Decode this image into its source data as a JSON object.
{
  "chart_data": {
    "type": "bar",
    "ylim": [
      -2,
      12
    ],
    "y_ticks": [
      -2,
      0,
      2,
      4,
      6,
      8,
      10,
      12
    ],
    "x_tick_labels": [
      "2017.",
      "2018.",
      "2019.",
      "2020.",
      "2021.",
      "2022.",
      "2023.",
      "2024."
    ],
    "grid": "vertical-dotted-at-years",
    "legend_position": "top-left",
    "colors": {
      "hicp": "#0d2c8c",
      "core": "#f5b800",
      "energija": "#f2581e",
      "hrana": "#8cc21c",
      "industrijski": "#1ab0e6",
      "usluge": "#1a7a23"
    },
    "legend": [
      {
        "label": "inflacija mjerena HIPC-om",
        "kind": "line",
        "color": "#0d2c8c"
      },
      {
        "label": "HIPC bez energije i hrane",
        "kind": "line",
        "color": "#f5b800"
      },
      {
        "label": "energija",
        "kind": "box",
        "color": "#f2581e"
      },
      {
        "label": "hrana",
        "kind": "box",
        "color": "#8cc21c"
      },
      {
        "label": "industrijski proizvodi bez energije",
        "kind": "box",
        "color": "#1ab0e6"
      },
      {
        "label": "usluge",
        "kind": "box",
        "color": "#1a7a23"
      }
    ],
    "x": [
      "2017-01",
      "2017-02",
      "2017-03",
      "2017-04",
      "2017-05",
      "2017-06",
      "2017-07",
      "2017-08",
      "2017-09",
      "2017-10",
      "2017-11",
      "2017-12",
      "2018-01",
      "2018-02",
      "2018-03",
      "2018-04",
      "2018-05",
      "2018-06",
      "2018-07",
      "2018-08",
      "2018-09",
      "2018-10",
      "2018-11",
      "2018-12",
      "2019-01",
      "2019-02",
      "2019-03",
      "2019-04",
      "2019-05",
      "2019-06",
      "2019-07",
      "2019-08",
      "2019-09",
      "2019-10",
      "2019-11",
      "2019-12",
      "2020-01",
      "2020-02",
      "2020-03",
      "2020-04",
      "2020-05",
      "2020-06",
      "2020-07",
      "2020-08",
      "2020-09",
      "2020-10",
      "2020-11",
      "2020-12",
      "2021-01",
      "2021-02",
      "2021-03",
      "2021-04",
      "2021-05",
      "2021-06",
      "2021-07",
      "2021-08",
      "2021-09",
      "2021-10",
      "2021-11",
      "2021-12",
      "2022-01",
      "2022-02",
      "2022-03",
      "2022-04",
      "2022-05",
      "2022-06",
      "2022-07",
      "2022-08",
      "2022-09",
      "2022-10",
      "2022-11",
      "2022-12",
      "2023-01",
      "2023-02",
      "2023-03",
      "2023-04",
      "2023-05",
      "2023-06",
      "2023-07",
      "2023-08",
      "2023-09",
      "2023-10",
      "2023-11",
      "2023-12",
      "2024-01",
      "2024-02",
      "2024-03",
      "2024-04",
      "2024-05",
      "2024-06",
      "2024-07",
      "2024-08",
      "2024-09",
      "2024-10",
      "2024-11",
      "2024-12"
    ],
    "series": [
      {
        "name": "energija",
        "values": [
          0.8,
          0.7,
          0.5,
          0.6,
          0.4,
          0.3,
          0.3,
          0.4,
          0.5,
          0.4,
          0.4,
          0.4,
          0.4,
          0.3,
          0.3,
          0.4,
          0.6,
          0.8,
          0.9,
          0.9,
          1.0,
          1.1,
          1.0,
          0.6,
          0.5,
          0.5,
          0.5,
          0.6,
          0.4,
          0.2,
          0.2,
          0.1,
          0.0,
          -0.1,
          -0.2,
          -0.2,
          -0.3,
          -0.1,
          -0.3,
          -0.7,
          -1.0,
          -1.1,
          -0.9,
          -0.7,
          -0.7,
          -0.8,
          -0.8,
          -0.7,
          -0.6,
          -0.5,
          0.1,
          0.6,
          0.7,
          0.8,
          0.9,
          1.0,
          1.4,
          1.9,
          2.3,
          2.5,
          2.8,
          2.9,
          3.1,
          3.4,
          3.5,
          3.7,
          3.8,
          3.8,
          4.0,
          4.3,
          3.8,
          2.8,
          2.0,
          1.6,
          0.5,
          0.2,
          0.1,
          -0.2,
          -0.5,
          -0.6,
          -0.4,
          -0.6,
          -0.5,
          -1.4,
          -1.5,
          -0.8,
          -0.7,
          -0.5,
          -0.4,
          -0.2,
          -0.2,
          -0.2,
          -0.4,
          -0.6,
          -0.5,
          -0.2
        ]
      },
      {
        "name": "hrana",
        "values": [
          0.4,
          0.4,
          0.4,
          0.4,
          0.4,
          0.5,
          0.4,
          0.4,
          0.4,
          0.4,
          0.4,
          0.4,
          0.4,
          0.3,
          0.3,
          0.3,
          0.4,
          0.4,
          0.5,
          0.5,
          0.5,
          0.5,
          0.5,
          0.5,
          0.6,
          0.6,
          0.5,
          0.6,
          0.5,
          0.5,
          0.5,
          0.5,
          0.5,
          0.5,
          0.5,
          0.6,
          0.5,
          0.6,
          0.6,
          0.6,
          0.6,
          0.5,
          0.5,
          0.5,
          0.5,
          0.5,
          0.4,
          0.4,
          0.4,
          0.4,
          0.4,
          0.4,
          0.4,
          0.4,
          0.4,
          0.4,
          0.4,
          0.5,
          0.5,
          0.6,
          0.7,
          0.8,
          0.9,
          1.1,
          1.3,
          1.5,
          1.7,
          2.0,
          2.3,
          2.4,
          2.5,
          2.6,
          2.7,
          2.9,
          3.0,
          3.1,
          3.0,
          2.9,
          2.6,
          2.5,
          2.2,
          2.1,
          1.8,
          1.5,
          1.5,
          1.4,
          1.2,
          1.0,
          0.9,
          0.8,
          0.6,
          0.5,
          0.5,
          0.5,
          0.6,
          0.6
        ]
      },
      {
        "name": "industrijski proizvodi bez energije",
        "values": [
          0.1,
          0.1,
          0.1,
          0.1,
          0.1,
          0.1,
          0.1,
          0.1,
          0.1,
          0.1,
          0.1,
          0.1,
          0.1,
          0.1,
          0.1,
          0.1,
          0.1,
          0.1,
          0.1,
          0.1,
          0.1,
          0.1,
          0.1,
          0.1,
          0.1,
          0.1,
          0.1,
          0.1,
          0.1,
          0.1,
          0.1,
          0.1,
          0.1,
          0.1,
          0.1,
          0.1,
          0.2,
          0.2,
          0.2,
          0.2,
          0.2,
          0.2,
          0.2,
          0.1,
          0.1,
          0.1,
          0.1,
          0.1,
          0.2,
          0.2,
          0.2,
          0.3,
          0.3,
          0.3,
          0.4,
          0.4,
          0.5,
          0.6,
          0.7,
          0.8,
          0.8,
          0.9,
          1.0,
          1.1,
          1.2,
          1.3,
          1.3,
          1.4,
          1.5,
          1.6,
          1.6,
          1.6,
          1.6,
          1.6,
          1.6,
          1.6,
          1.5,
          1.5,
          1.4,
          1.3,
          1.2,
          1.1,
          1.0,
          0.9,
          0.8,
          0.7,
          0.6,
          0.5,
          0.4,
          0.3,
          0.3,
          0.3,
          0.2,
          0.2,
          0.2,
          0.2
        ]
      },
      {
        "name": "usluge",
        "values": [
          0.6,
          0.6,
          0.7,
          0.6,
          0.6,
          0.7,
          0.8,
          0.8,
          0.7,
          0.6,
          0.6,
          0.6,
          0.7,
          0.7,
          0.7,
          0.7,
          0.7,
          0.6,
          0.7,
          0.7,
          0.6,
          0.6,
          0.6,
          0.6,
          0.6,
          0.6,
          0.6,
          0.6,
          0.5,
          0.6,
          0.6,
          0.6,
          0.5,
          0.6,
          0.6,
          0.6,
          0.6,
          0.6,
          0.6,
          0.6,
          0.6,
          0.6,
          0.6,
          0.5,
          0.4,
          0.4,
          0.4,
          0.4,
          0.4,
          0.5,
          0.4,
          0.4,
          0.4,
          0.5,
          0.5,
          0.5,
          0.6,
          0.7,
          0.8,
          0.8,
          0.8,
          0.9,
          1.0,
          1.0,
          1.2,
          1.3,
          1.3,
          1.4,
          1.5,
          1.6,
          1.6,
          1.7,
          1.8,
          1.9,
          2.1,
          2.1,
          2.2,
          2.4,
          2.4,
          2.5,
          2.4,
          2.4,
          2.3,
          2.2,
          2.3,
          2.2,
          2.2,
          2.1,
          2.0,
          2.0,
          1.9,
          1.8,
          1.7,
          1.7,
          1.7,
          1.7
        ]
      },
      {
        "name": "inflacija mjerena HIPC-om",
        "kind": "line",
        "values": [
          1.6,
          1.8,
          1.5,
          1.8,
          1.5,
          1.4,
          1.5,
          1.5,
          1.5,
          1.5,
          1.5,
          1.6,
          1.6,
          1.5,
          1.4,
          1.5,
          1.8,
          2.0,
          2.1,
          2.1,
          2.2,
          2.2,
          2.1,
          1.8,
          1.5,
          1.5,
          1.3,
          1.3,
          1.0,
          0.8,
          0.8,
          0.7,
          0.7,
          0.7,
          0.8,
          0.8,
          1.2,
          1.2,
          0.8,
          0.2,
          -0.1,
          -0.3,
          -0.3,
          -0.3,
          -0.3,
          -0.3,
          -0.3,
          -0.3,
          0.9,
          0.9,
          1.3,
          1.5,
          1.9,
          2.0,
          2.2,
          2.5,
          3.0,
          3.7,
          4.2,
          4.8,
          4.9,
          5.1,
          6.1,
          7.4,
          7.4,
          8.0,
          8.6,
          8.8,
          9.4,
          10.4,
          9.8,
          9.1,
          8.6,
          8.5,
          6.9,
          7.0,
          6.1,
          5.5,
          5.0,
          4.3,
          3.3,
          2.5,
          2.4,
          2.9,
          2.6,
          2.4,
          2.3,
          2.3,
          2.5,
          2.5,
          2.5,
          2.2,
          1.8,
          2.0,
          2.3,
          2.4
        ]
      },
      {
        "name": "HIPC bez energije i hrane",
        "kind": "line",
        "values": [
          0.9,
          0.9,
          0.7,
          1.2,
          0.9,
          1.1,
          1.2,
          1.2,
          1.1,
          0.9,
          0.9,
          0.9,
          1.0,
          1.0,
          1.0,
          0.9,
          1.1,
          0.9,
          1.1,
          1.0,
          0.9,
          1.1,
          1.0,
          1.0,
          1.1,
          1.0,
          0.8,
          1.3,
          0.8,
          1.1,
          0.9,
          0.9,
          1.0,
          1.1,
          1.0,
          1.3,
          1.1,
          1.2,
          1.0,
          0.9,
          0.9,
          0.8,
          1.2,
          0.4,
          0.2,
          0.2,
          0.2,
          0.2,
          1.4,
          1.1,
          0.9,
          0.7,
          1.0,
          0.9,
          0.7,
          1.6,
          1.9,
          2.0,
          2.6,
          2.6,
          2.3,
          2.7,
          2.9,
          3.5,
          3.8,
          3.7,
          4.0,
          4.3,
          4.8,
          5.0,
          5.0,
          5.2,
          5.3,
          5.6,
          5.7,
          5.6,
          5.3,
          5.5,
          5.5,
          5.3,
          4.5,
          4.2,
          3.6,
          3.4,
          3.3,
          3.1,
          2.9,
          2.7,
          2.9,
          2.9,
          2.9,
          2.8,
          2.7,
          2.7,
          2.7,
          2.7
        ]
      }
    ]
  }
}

# Exercise requirements
Find how many of the lines above have the word "name" in them. State only that number.

# Output for this exercise
6